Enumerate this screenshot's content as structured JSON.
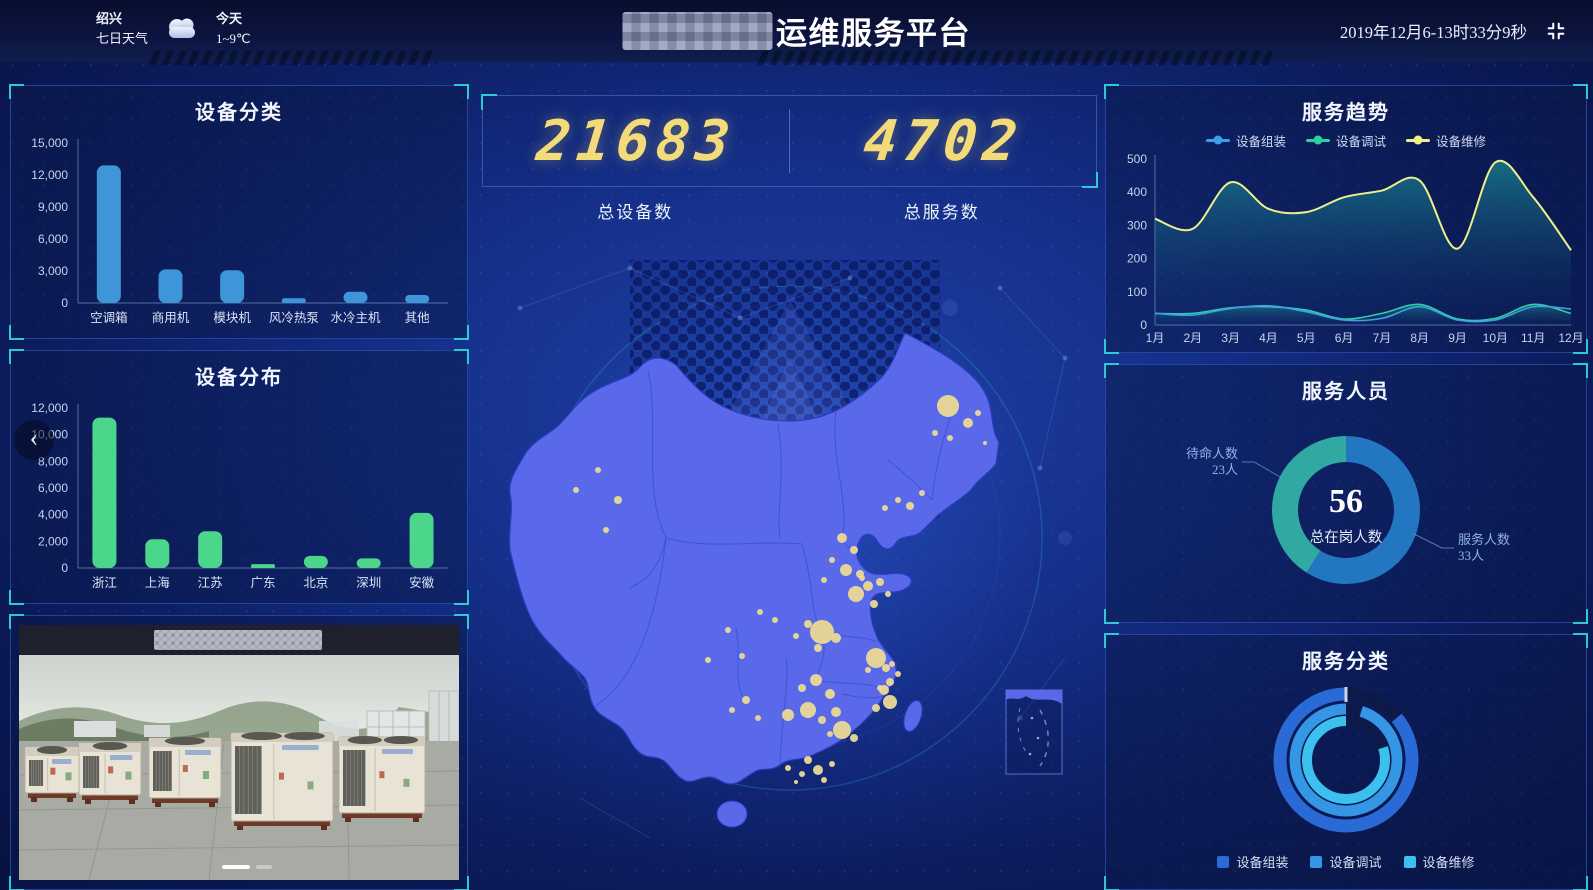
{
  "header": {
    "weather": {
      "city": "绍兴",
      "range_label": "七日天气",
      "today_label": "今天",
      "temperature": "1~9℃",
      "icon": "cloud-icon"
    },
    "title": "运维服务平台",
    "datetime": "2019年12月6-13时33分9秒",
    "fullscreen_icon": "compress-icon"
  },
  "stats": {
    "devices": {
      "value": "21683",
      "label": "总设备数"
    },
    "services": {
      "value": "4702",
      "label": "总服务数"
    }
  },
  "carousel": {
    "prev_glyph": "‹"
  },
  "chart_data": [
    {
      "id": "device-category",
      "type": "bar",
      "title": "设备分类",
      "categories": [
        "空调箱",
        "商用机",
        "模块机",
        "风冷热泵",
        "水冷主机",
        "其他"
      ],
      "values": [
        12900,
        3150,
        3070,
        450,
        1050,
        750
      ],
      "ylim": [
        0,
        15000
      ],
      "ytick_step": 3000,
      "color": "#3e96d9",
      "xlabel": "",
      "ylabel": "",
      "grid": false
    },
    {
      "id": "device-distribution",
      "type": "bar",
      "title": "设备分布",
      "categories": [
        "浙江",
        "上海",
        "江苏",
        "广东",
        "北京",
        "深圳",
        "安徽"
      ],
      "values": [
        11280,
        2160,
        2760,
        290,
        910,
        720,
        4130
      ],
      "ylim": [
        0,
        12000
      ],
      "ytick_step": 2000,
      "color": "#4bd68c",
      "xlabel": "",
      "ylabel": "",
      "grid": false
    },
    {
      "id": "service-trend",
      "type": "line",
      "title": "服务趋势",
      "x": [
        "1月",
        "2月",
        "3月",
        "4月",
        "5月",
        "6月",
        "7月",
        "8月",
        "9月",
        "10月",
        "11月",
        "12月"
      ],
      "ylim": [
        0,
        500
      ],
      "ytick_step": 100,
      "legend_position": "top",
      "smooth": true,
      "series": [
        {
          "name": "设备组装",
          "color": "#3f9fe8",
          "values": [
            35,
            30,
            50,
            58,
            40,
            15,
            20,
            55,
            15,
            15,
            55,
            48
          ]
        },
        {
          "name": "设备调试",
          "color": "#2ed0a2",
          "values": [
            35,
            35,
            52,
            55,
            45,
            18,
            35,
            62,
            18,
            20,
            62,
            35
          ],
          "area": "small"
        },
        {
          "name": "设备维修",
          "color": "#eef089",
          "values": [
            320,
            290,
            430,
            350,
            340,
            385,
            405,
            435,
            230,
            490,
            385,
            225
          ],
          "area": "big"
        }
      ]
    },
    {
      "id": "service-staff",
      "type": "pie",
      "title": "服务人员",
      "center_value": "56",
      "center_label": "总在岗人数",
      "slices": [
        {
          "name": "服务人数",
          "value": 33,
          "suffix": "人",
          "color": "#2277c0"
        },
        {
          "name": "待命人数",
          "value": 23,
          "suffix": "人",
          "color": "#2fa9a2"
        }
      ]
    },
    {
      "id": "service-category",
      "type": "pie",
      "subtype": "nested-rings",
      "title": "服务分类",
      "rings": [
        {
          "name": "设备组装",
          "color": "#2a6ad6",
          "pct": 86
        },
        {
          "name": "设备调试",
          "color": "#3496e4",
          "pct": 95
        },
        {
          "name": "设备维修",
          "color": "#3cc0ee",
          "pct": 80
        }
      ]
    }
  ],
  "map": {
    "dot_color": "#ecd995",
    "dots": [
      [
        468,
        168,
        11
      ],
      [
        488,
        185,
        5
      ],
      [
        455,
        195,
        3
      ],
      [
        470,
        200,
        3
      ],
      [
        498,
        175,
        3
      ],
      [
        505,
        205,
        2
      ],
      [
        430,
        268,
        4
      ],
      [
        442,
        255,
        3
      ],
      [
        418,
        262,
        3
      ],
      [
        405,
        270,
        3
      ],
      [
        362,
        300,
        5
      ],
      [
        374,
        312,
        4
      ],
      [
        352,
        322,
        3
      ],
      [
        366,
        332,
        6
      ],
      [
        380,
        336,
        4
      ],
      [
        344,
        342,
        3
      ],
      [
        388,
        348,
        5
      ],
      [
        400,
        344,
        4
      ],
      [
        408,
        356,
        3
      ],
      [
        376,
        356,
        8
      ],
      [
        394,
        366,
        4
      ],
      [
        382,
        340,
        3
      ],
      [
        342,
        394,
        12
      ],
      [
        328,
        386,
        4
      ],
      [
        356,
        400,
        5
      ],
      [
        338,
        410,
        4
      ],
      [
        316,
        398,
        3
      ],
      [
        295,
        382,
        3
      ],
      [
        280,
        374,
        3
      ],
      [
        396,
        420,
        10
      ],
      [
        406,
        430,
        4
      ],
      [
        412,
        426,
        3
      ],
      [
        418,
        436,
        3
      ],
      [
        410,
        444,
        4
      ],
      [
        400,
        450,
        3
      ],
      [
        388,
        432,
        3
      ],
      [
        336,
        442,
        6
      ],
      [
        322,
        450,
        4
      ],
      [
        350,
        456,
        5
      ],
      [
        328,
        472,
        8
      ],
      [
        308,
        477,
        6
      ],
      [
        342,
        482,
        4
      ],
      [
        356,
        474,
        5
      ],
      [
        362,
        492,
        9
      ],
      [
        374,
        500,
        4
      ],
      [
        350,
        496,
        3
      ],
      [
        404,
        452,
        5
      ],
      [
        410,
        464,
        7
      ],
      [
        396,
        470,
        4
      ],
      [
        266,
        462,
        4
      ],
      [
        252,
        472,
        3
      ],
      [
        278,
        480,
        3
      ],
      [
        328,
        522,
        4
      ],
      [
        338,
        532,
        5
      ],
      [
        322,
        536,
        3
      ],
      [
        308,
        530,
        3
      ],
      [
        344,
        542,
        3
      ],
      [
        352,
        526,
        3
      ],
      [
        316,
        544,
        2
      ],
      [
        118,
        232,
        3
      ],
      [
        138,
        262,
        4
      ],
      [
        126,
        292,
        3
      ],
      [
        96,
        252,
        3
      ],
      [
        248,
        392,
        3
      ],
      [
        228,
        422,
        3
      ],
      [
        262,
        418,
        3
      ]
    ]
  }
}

* * *

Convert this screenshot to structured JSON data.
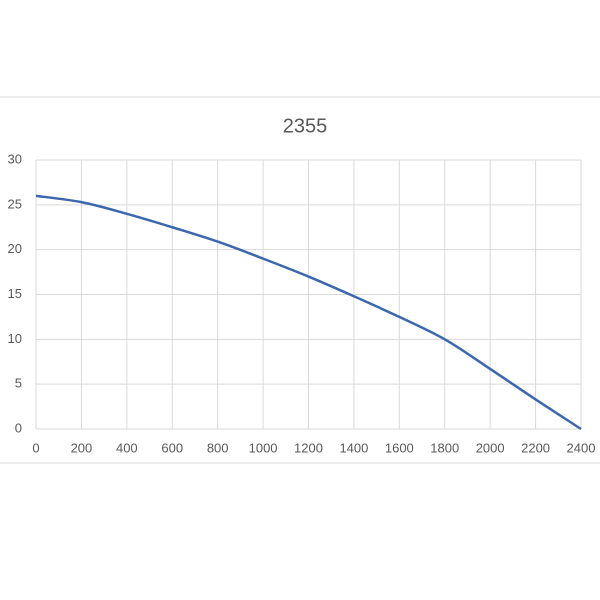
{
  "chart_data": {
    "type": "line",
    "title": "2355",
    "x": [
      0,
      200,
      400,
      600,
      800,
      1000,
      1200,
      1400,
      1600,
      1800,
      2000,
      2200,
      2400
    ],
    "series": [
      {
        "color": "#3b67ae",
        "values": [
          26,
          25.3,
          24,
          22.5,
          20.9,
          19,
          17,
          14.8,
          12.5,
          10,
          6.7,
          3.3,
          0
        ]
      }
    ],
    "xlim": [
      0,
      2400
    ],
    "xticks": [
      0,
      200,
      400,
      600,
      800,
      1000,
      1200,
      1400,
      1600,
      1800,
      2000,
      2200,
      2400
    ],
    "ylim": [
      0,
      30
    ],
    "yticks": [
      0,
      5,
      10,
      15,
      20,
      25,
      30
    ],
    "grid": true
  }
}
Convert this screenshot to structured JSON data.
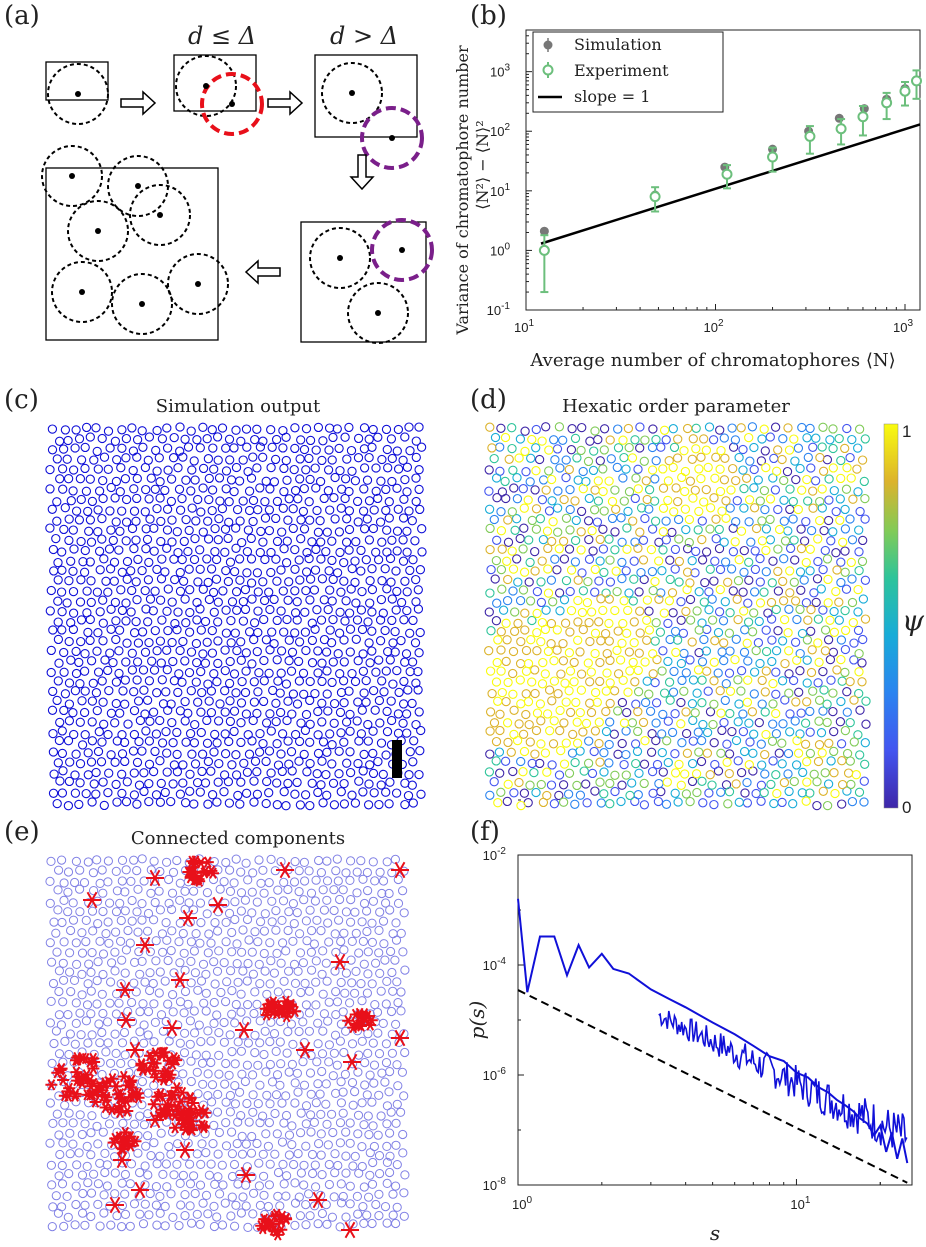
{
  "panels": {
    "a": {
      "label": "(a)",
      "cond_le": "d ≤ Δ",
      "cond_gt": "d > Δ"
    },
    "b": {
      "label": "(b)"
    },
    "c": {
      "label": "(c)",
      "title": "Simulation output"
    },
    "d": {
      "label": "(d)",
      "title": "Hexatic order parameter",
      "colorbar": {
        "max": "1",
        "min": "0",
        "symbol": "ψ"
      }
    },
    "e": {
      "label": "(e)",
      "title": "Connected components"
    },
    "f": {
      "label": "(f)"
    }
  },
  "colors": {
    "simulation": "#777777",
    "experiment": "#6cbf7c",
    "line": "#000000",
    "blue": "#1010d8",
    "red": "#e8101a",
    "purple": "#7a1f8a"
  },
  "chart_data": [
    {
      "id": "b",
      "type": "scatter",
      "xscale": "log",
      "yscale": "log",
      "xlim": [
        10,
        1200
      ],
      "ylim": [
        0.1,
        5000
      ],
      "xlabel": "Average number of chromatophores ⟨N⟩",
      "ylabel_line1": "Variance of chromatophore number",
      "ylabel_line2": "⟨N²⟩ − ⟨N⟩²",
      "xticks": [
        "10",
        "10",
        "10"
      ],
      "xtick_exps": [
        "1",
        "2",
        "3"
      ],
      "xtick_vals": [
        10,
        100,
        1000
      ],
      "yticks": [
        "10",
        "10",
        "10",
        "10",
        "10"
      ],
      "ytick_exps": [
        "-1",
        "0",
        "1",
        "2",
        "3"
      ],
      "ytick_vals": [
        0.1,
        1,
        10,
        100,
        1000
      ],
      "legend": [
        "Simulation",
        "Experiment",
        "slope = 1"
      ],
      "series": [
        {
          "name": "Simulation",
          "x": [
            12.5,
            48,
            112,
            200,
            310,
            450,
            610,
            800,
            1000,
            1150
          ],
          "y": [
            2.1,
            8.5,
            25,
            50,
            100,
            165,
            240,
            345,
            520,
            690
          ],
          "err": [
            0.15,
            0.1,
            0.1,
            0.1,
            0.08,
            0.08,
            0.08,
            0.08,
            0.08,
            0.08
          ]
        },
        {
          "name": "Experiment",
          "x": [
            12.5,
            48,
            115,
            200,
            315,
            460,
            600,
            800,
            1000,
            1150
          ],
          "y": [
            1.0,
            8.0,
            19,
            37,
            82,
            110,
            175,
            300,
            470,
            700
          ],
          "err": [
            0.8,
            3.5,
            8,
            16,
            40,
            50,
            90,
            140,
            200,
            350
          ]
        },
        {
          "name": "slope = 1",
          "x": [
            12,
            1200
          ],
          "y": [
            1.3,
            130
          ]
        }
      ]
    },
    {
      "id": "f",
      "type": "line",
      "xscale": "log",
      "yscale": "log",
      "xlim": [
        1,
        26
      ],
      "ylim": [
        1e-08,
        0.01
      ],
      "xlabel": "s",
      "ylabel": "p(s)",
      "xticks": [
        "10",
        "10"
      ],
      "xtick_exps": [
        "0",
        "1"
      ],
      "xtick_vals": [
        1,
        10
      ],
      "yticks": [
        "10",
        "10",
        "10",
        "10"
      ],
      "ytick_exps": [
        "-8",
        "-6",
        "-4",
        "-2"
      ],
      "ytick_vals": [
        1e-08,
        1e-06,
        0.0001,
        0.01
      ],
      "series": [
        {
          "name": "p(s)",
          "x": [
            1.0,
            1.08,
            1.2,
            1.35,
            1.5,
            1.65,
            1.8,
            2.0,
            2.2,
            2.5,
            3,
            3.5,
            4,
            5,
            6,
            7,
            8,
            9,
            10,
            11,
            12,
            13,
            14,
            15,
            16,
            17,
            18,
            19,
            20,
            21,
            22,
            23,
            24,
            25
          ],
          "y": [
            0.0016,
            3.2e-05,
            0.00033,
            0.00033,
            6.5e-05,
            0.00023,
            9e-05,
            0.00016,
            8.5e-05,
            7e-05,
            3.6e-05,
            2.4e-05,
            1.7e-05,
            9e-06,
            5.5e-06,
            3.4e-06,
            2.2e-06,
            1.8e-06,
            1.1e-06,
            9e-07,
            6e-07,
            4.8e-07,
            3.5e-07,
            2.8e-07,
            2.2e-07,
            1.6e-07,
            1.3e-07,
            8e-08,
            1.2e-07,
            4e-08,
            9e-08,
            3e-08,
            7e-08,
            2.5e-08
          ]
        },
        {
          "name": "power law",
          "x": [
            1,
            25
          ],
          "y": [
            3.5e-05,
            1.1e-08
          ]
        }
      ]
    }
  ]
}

Task brief: Write out every line of the preceding listing that contains "category".

Answer to the problem:
      "id": "device-category",
      "id": "service-category",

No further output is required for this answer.